Short task
Pick up the shrimp Alfredo recipe text from where it ends and keep writing it.

Text passage
Start

This Shrimp Alfredo recipe features a rich creamy sauce, perfectly cooked shrimp, and al dente fettuccine. It’s easy to make and results in a restaurant-worthy dish at a fraction of the cost!

Overhead shot of shrimp alfredo in a while plate, garnished with freshly chopped herbs.
This Shrimp Alfredo features beautifully cooked, tender shrimp with a creamy Alfredo sauce

Why This Recipe Stands Out

When it comes to comfort food, flavorful pasta recipes are at the top of our list. This recipe is a keeper for many reasons:

  • Easy to Make: We love easy dinner recipes around here, and this shrimp alfredo is one of our favorites, a lot like our Lemon Pepper Shrimp.
  • Delicious, Creamy Sauce: The combination of Parmesan and white cheddar cheese with sour cream results in a sauce that perfectly coats pasta, like our Chicken Fettuccini Alfredo with Broccoli.
  • Perfectly Cooked Shrimp: By cooking the shrimp briefly in a hot skillet, we ensure that it’s perfectly tender and never rubbery, just like our Marinated Grilled Shrimp.
  • Restaurant Worthy: This Alfredo tastes like it’s from your favorite restaurant but is budget-friendly.

End

Information supplied
Start

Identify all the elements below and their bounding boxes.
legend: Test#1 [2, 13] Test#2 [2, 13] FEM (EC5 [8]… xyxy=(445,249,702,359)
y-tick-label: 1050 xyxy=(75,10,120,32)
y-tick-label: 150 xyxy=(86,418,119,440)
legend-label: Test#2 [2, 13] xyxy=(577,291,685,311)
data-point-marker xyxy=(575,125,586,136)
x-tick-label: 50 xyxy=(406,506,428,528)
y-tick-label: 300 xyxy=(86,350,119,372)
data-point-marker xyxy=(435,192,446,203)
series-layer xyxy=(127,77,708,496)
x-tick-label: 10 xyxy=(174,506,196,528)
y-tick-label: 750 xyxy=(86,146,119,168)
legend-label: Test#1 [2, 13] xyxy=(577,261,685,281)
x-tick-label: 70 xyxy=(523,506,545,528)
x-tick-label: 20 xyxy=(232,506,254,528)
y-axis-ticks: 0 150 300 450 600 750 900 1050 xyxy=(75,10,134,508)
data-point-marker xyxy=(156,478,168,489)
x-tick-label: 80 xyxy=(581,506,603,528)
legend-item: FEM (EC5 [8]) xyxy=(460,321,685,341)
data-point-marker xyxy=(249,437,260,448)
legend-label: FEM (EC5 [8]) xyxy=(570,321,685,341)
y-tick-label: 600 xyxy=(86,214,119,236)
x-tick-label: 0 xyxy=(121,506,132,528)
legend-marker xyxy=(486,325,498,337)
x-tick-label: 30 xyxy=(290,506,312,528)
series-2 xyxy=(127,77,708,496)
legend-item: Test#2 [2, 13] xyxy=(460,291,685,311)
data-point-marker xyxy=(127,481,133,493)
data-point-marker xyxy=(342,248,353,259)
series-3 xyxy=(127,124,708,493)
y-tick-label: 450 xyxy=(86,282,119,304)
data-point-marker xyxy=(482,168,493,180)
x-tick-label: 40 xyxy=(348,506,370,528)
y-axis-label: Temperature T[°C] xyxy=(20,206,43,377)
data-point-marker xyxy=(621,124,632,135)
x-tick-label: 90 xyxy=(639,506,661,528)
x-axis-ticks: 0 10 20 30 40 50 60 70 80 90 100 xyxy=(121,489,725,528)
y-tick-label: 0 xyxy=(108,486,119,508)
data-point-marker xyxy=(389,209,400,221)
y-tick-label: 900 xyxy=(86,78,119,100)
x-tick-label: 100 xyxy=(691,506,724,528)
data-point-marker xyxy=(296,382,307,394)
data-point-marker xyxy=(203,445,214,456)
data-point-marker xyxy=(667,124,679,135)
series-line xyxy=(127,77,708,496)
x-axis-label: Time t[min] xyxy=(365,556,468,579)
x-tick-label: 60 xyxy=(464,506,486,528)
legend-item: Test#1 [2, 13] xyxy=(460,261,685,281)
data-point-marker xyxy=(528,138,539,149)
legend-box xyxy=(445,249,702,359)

End
Start

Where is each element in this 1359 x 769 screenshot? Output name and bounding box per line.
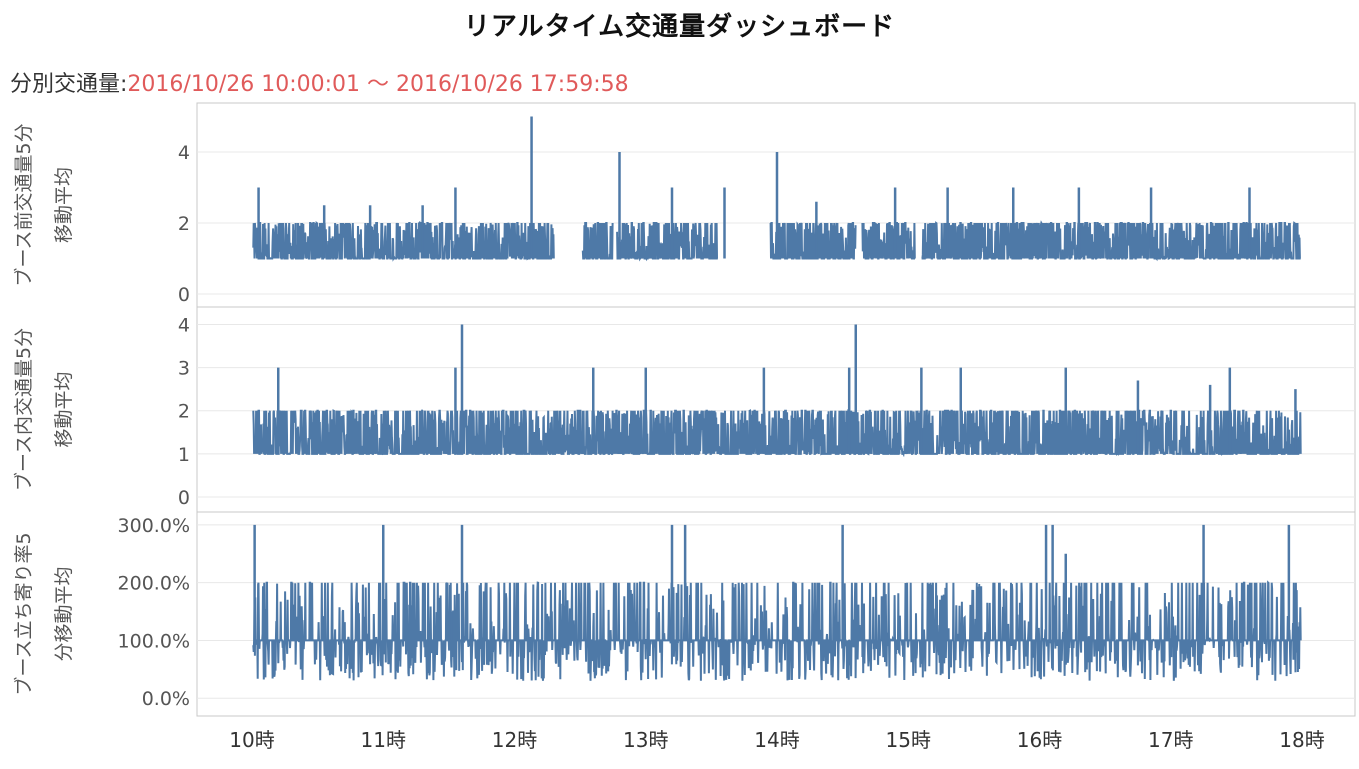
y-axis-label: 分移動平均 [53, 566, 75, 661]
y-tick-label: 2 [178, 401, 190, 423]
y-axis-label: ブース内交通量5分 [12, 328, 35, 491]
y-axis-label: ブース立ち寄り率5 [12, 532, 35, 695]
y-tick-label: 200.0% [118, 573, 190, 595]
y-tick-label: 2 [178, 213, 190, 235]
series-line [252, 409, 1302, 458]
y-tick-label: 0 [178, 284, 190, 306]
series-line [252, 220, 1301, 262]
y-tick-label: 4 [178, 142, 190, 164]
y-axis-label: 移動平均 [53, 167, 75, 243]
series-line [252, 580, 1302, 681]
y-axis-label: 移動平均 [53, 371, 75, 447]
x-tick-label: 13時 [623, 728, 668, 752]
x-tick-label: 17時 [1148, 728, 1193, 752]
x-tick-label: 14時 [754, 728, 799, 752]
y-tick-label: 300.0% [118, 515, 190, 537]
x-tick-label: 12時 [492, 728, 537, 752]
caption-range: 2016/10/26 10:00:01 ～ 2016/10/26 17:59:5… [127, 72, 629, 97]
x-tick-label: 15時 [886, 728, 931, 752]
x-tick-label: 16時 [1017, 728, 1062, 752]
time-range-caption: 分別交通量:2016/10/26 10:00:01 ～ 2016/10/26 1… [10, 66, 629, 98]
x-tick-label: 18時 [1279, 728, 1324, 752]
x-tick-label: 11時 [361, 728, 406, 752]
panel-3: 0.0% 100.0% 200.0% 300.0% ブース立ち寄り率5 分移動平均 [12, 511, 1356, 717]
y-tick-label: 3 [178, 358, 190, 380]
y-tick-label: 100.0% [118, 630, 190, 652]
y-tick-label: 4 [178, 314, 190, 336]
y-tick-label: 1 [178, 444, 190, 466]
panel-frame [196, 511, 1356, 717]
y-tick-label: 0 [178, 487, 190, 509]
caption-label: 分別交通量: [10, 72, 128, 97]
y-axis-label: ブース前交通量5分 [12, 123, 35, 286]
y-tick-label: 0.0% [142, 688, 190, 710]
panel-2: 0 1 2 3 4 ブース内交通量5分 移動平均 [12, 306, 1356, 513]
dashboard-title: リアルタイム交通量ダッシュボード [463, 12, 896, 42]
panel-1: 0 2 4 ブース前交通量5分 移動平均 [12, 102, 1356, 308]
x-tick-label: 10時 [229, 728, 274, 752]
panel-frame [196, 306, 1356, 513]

End

The answer
Key Recipe Ingredients

ingredients for shrimp alfredo.
  • Jumbo Shrimp – Jumbo shrimp is succulent and pairs well with alfredo sauce.
  • Garlic and Onions – When sautéed in olive oil, they release a wonderful aroma and flavor that forms the base of our alfredo sauce.
  • Fettuccine – Its flat shape and robust texture make it the perfect pasta to hold up to the rich Alfredo sauce.
  • Parmesan and Cheddar Cheese – We use freshly grated Parmesan and sharp white Cheddar cheese. Avoid pre-shredded packaged cheeses, as those often contain additives that prevent cheese from melting as smoothly.
  • Half and Half – This adds richness to the alfredo sauce without making it too heavy. Alternatively, you can use heavy cream.
  • Chicken Broth – This adds an extra layer of savory flavor while thinning out the sauce.

Substitutions And Variations

Here are some of our favorite variations and substitutions:

  • Pasta: This recipe calls for fettuccine, but feel free to use any pasta you like. Penne, rigatoni, spaghetti, or linguine would all work well.
  • Cheese: You can try mixing in other cheeses like Gruyere or Romano.
  • Herbs and Garnish: Feel free to garnish with chives or fresh lemon slices.

Step-By-Step Recipe Instructions

  1. Sauté onions and garlic in 2 TB olive oil. Add shrimp and cook until opaque. Set aside.
  2. Cook fettuccine in salted water until al dente. Drain, toss with 2 TB olive oil, cover, and set aside.
  1. Melt butter in the empty pasta pot. Whisk in flour and cook for 2 minutes.
  2. Slowly whisk in milk, half and half, and broth. Simmer over medium-low heat until smooth and thick, about 5 minutes.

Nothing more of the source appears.